_SHORT TASK_: Which lines below hold the word "tracing"? Copy all of them.

(Excerpt from a dataset)
## Start

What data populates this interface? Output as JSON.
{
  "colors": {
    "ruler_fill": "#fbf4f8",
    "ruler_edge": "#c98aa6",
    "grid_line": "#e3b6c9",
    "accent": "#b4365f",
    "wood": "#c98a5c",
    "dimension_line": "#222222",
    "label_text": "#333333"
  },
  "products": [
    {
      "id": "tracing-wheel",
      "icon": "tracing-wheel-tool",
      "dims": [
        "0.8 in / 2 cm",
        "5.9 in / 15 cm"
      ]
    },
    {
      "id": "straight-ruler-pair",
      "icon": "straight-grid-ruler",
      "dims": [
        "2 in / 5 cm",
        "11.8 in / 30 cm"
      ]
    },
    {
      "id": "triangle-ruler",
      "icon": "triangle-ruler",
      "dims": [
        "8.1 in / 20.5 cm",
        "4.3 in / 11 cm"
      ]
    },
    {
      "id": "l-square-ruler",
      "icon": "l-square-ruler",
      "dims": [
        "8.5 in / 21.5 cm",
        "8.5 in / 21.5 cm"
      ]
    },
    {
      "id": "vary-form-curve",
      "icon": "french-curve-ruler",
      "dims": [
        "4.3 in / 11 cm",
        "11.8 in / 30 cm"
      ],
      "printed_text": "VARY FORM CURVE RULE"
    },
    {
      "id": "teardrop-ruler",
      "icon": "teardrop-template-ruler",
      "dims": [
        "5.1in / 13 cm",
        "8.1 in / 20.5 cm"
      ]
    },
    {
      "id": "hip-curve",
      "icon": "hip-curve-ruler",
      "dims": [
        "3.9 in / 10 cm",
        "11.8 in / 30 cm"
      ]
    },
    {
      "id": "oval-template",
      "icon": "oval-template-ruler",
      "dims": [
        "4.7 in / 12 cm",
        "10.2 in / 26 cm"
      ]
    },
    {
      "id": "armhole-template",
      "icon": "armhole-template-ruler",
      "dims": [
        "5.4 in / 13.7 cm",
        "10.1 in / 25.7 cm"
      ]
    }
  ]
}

## End

_THE SOLUTION_:
      "id": "tracing-wheel",
      "icon": "tracing-wheel-tool",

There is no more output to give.